Word for word, repeat the entries, minus the pictures.

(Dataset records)
## begin

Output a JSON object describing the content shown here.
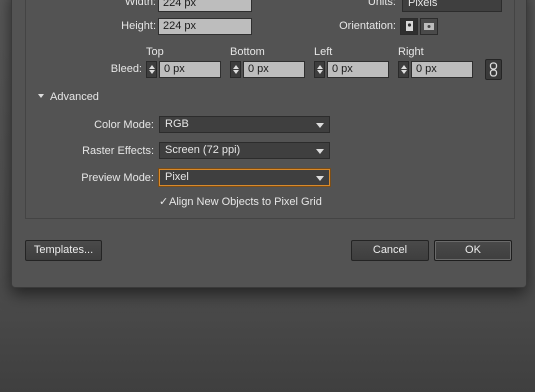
{
  "document": {
    "width_label": "Width:",
    "width_value": "224 px",
    "height_label": "Height:",
    "height_value": "224 px",
    "units_label": "Units:",
    "units_value": "Pixels",
    "orientation_label": "Orientation:",
    "bleed_label": "Bleed:",
    "bleed": {
      "top_header": "Top",
      "top_value": "0 px",
      "bottom_header": "Bottom",
      "bottom_value": "0 px",
      "left_header": "Left",
      "left_value": "0 px",
      "right_header": "Right",
      "right_value": "0 px"
    }
  },
  "advanced": {
    "section_label": "Advanced",
    "color_mode_label": "Color Mode:",
    "color_mode_value": "RGB",
    "raster_effects_label": "Raster Effects:",
    "raster_effects_value": "Screen (72 ppi)",
    "preview_mode_label": "Preview Mode:",
    "preview_mode_value": "Pixel",
    "align_checkbox_label": "Align New Objects to Pixel Grid",
    "align_checked": true
  },
  "buttons": {
    "templates": "Templates...",
    "cancel": "Cancel",
    "ok": "OK"
  },
  "colors": {
    "dialog_bg": "#535353",
    "focus_ring": "#d98a2b",
    "field_bg": "#bdbdbd"
  }
}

## end

→ ANSWER FOR THIS EXERCISE
Output a JSON object describing the content shown here.
{
  "document": {
    "width_label": "Width:",
    "width_value": "224 px",
    "height_label": "Height:",
    "height_value": "224 px",
    "units_label": "Units:",
    "units_value": "Pixels",
    "orientation_label": "Orientation:",
    "bleed_label": "Bleed:",
    "bleed": {
      "top_header": "Top",
      "top_value": "0 px",
      "bottom_header": "Bottom",
      "bottom_value": "0 px",
      "left_header": "Left",
      "left_value": "0 px",
      "right_header": "Right",
      "right_value": "0 px"
    }
  },
  "advanced": {
    "section_label": "Advanced",
    "color_mode_label": "Color Mode:",
    "color_mode_value": "RGB",
    "raster_effects_label": "Raster Effects:",
    "raster_effects_value": "Screen (72 ppi)",
    "preview_mode_label": "Preview Mode:",
    "preview_mode_value": "Pixel",
    "align_checkbox_label": "Align New Objects to Pixel Grid",
    "align_checked": true
  },
  "buttons": {
    "templates": "Templates...",
    "cancel": "Cancel",
    "ok": "OK"
  },
  "colors": {
    "dialog_bg": "#535353",
    "focus_ring": "#d98a2b",
    "field_bg": "#bdbdbd"
  }
}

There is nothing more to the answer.